__Exercise requirements__: Select from the data all lines with the word "stieni".

(Items from a data source)
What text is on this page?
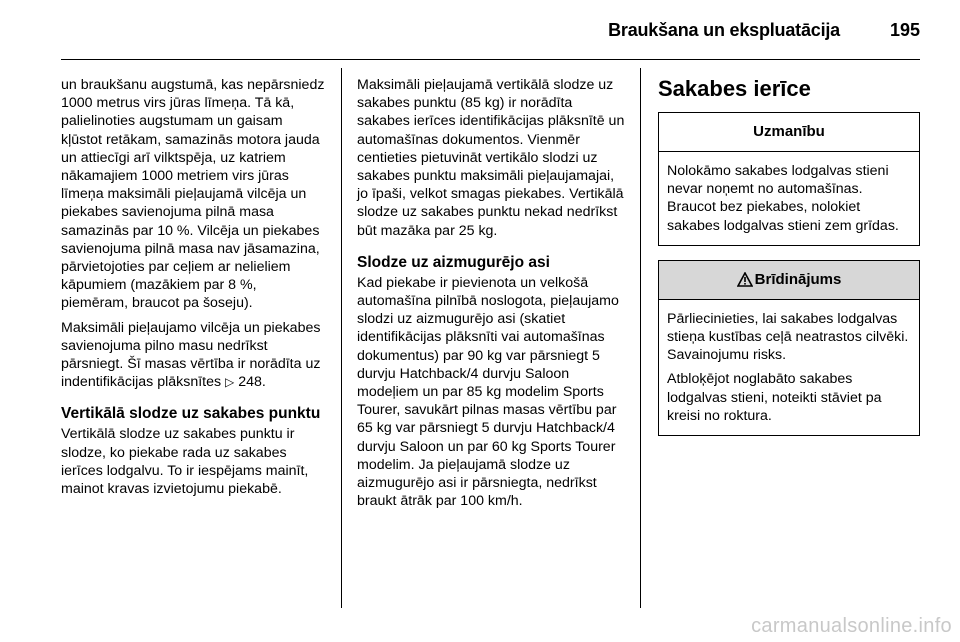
Braukšana un ekspluatācija	195

un braukšanu augstumā, kas nepārsniedz 1000 metrus virs jūras līmeņa. Tā kā, palielinoties augstumam un gaisam kļūstot retākam, samazinās motora jauda un attiecīgi arī vilktspēja, uz katriem nākamajiem 1000 metriem virs jūras līmeņa maksimāli pieļaujamā vilcēja un piekabes savienojuma pilnā masa samazinās par 10 %. Vilcēja un piekabes savienojuma pilnā masa nav jāsamazina, pārvietojoties par ceļiem ar nelieliem kāpumiem (mazākiem par 8 %, piemēram, braucot pa šoseju).

Maksimāli pieļaujamo vilcēja un piekabes savienojuma pilno masu nedrīkst pārsniegt. Šī masas vērtība ir norādīta uz indentifikācijas plāksnītes ▷ 248.

Vertikālā slodze uz sakabes punktu

Vertikālā slodze uz sakabes punktu ir slodze, ko piekabe rada uz sakabes ierīces lodgalvu. To ir iespējams mainīt, mainot kravas izvietojumu piekabē.

Maksimāli pieļaujamā vertikālā slodze uz sakabes punktu (85 kg) ir norādīta sakabes ierīces identifikācijas plāksnītē un automašīnas dokumentos. Vienmēr centieties pietuvināt vertikālo slodzi uz sakabes punktu maksimāli pieļaujamajai, jo īpaši, velkot smagas piekabes. Vertikālā slodze uz sakabes punktu nekad nedrīkst būt mazāka par 25 kg.

Slodze uz aizmugurējo asi

Kad piekabe ir pievienota un velkošā automašīna pilnībā noslogota, pieļaujamo slodzi uz aizmugurējo asi (skatiet identifikācijas plāksnīti vai automašīnas dokumentus) par 90 kg var pārsniegt 5 durvju Hatchback/4 durvju Saloon modeļiem un par 85 kg modelim Sports Tourer, savukārt pilnas masas vērtību par 65 kg var pārsniegt 5 durvju Hatchback/4 durvju Saloon un par 60 kg Sports Tourer modelim. Ja pieļaujamā slodze uz aizmugurējo asi ir pārsniegta, nedrīkst braukt ātrāk par 100 km/h.

Sakabes ierīce
Uzmanību

Nolokāmo sakabes lodgalvas stieni nevar noņemt no automašīnas. Braucot bez piekabes, nolokiet sakabes lodgalvas stieni zem grīdas.

Brīdinājums

Pārliecinieties, lai sakabes lodgalvas stieņa kustības ceļā neatrastos cilvēki. Savainojumu risks.

Atbloķējot noglabāto sakabes lodgalvas stieni, noteikti stāviet pa kreisi no roktura.

carmanualsonline.info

__Answer to the problem__:
Nolokāmo sakabes lodgalvas stieni nevar noņemt no automašīnas. Braucot bez piekabes, nolokiet sakabes lodgalvas stieni zem grīdas.
Atbloķējot noglabāto sakabes lodgalvas stieni, noteikti stāviet pa kreisi no roktura.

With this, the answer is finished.